(Collected data entries)
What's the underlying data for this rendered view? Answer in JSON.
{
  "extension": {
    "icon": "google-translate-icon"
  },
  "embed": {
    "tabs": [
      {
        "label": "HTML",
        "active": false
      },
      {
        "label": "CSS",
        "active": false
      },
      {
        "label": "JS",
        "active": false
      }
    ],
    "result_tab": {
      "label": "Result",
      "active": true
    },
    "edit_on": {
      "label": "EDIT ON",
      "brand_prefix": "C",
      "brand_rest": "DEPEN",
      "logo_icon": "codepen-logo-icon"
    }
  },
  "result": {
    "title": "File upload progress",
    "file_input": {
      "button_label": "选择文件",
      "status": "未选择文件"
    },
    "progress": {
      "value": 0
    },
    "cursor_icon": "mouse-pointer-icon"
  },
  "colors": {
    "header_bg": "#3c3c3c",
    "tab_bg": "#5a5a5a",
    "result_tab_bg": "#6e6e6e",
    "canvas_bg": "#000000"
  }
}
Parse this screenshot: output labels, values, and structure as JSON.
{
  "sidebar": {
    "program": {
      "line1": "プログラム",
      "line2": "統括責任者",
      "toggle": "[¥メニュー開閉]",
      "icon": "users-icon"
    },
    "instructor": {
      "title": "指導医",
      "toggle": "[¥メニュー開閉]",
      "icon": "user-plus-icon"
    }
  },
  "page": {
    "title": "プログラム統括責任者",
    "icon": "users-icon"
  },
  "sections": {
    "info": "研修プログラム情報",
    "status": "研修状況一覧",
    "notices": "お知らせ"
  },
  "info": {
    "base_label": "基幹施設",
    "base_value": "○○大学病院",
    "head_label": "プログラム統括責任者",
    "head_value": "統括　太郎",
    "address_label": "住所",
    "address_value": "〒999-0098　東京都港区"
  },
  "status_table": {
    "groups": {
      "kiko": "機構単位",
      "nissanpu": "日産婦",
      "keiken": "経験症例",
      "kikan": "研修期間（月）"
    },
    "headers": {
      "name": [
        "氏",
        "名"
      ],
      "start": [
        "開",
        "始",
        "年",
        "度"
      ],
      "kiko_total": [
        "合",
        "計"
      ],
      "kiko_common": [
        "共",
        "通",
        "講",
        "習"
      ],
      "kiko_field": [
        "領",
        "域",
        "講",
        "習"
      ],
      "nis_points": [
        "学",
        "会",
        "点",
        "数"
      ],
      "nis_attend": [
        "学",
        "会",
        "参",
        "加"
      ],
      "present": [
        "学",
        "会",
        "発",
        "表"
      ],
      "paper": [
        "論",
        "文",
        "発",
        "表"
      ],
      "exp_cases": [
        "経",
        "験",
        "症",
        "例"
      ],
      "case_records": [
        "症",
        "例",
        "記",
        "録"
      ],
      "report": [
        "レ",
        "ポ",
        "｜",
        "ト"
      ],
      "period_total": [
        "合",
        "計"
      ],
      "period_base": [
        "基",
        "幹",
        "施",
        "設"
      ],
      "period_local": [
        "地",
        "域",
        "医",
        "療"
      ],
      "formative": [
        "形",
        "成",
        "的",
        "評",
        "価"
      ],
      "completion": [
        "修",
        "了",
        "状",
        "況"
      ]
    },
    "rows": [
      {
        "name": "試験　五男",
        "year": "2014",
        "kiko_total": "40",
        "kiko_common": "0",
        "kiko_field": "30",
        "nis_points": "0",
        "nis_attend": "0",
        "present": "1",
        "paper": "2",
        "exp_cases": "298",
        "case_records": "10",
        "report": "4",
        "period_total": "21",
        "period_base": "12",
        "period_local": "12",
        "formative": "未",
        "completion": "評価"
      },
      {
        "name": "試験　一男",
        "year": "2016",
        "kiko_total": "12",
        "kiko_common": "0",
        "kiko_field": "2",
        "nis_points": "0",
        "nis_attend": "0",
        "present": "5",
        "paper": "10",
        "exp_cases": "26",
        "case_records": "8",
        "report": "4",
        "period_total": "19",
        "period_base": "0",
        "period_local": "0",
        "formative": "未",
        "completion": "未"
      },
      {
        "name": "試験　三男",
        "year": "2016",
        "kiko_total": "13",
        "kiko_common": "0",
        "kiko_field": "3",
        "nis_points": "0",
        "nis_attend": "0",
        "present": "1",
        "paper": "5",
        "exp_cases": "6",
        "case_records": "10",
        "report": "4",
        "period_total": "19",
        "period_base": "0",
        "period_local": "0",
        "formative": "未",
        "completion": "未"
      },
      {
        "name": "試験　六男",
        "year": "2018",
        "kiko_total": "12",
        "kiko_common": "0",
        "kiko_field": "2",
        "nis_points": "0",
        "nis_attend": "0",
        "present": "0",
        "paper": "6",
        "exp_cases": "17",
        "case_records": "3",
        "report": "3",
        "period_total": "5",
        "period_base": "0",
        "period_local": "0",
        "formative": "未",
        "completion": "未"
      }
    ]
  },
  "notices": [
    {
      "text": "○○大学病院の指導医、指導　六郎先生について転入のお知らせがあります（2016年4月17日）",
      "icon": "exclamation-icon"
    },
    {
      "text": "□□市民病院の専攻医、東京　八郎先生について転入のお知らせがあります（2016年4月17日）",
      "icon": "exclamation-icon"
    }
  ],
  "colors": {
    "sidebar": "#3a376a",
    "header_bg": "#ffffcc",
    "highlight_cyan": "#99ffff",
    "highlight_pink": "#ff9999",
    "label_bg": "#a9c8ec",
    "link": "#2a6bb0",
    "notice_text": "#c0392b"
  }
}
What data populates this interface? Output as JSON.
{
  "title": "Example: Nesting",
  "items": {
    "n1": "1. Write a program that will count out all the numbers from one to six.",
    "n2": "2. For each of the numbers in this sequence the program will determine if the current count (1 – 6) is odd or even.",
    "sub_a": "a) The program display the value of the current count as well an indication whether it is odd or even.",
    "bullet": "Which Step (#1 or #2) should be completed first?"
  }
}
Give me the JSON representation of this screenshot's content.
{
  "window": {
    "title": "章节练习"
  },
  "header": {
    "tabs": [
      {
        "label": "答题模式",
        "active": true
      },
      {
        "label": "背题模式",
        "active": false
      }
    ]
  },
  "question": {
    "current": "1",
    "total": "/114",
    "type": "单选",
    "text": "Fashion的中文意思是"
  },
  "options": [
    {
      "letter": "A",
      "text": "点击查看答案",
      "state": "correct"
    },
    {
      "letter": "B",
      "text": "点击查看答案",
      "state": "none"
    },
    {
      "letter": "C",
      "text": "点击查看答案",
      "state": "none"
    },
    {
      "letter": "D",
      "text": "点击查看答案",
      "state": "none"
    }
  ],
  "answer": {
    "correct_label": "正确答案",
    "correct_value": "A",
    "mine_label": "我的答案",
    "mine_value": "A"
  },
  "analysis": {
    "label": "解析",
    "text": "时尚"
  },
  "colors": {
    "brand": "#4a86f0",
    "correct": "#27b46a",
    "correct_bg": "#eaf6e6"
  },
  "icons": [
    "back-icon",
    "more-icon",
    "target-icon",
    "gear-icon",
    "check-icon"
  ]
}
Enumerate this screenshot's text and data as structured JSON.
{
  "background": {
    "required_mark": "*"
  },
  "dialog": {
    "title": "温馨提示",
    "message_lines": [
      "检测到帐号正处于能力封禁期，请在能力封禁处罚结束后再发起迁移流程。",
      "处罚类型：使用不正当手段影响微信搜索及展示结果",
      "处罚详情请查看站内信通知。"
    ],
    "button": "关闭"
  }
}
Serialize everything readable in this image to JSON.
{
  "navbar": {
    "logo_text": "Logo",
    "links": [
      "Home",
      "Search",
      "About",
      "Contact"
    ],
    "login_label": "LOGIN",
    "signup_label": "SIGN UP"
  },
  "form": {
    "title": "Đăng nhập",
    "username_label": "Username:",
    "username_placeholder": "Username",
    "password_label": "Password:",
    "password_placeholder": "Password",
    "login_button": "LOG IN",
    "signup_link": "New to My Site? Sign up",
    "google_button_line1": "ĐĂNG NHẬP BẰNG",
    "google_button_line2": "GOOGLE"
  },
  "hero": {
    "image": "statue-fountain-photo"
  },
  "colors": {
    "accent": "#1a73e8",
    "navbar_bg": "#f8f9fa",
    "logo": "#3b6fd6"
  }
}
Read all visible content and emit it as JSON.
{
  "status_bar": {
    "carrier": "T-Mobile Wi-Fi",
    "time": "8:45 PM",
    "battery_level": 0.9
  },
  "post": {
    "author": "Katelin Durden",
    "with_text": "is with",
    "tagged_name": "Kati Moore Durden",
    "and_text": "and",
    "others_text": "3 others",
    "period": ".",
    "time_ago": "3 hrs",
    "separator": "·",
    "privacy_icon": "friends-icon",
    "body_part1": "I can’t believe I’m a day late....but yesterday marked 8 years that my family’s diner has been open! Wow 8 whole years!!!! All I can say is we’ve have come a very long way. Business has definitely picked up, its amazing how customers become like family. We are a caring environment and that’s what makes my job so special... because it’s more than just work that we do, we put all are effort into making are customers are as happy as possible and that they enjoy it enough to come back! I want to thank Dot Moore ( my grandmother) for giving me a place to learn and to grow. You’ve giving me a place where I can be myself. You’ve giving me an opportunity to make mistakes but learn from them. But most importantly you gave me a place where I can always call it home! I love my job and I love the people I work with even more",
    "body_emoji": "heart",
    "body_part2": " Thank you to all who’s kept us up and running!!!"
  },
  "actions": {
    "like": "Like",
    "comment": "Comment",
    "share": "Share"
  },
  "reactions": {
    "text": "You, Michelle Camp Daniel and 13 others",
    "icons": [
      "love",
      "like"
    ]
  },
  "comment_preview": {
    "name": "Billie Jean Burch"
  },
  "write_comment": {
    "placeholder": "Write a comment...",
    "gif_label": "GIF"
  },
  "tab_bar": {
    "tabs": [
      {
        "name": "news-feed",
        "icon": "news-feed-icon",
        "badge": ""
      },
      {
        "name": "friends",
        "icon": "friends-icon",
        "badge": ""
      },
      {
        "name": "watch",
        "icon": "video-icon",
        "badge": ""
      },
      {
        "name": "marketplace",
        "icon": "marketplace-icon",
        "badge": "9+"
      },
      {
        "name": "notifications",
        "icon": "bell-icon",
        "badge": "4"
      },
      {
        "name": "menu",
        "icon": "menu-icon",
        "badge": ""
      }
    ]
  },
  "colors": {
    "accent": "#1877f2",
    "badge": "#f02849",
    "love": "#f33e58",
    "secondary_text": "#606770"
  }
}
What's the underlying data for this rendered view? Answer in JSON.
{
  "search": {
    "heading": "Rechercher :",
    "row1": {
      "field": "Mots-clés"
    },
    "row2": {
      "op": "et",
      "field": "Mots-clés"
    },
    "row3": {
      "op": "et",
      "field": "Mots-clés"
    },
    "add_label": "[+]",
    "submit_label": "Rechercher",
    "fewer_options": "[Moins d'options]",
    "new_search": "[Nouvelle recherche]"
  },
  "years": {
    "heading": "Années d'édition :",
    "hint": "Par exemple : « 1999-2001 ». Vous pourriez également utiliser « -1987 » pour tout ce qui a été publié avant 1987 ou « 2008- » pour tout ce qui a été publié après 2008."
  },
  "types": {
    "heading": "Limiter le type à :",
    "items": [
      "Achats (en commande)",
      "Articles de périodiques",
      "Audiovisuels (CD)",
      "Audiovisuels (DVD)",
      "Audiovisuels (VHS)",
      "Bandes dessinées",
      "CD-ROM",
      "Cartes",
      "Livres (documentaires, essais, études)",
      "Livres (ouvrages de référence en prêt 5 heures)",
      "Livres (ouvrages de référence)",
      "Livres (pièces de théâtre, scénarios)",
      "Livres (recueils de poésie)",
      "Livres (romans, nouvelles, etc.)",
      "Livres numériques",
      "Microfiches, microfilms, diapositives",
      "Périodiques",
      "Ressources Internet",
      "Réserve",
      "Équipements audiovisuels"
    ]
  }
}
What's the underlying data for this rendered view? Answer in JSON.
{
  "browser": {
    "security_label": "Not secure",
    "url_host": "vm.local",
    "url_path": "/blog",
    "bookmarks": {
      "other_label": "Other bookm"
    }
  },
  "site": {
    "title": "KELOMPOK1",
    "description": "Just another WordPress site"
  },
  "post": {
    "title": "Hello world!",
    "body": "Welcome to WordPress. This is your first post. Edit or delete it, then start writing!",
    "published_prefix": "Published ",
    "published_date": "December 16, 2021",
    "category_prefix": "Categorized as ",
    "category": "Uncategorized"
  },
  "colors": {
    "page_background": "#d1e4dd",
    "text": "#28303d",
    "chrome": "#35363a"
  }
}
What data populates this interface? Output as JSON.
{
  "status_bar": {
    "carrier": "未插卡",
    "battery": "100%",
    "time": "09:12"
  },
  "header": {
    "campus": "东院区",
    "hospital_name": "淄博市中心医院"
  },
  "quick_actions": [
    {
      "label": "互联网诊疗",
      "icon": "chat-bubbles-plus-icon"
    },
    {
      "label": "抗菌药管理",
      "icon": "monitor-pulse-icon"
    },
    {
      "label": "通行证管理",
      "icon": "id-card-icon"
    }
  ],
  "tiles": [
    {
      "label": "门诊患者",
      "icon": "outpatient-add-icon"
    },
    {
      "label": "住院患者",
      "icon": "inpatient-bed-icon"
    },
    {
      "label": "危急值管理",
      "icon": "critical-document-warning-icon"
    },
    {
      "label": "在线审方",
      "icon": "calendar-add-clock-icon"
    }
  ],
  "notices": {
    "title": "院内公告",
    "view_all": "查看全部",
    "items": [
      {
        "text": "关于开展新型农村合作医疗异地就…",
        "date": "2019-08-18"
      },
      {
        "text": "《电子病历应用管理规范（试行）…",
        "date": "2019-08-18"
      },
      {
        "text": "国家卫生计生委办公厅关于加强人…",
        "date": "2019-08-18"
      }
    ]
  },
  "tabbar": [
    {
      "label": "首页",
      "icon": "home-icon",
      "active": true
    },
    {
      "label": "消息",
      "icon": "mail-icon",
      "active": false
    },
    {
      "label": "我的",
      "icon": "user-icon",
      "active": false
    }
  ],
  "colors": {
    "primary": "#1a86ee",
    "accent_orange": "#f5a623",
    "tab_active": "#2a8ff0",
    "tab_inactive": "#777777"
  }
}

◆ **OBJECTIVE**
Each line of the material that holds the string "Username" counts once; give the total alone.

◆ **TASK RESPONSE**
2